◆ Task prompt ◆
Show every line in the records below that contains the word "upon".

Data extracted from a collection:
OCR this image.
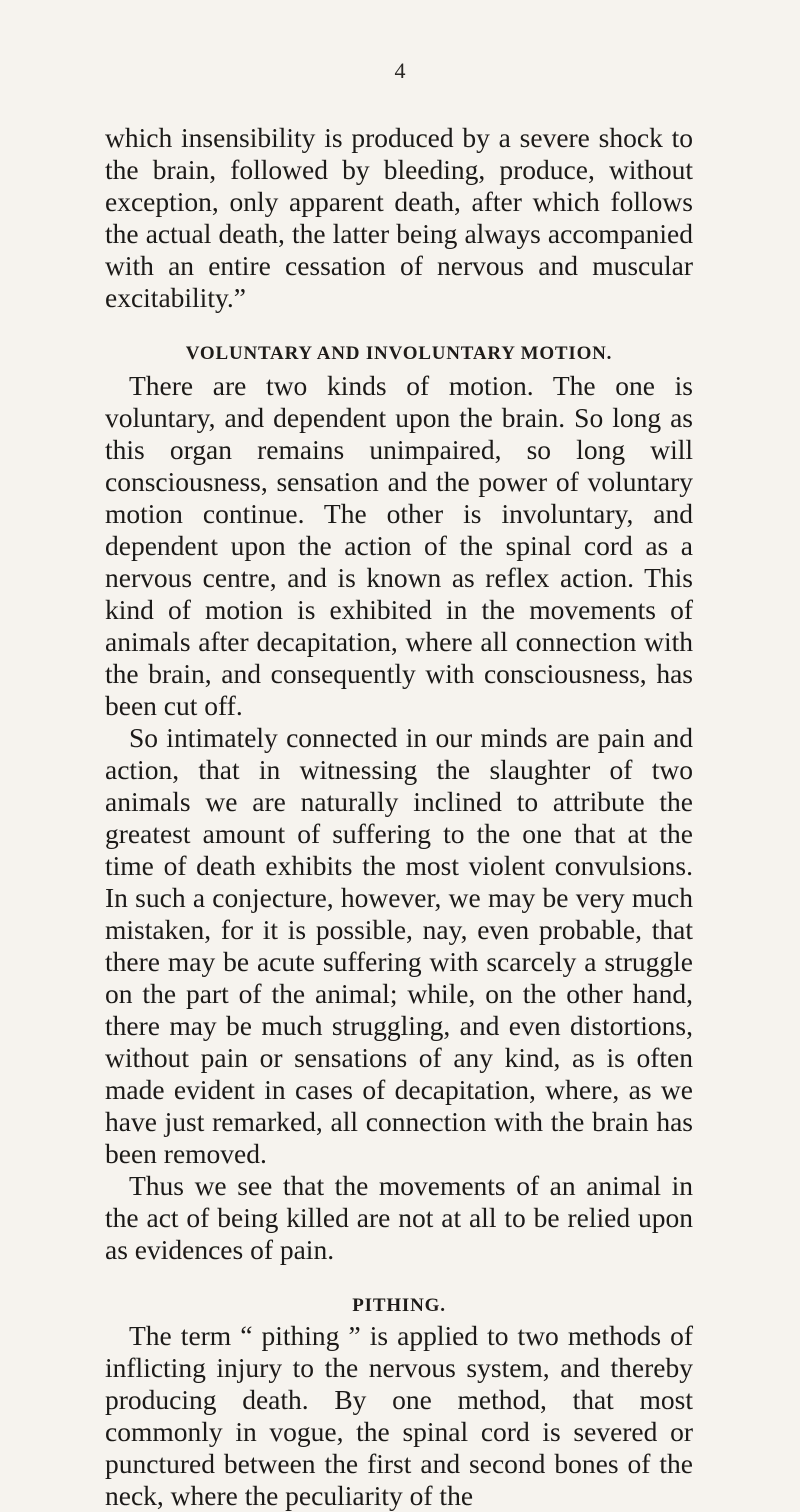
4

which insensibility is produced by a severe shock to the brain, followed by bleeding, produce, without exception, only apparent death, after which follows the actual death, the latter being always accompanied with an entire cessation of nervous and muscular excitability.”

VOLUNTARY AND INVOLUNTARY MOTION.

There are two kinds of motion. The one is voluntary, and dependent upon the brain. So long as this organ remains unimpaired, so long will consciousness, sensation and the power of voluntary motion continue. The other is involuntary, and dependent upon the action of the spinal cord as a nervous centre, and is known as reflex action. This kind of motion is exhibited in the movements of animals after decapitation, where all connection with the brain, and consequently with consciousness, has been cut off.

So intimately connected in our minds are pain and action, that in witnessing the slaughter of two animals we are naturally inclined to attribute the greatest amount of suffering to the one that at the time of death exhibits the most violent convulsions. In such a conjecture, however, we may be very much mistaken, for it is possible, nay, even probable, that there may be acute suffering with scarcely a struggle on the part of the animal; while, on the other hand, there may be much struggling, and even distortions, without pain or sensations of any kind, as is often made evident in cases of decapitation, where, as we have just remarked, all connection with the brain has been removed.

Thus we see that the movements of an animal in the act of being killed are not at all to be relied upon as evidences of pain.

PITHING.

The term “ pithing ” is applied to two methods of inflicting injury to the nervous system, and thereby producing death. By one method, that most commonly in vogue, the spinal cord is severed or punctured between the first and second bones of the neck, where the peculiarity of the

◆ Answer to this task ◆
There are two kinds of motion. The one is voluntary, and dependent upon the brain. So long as this organ remains unimpaired, so long will consciousness, sensation and the power of voluntary motion continue. The other is involuntary, and dependent upon the action of the spinal cord as a nervous centre, and is known as reflex action. This kind of motion is exhibited in the movements of animals after decapitation, where all connection with the brain, and consequently with consciousness, has been cut off.
Thus we see that the movements of an animal in the act of being killed are not at all to be relied upon as evidences of pain.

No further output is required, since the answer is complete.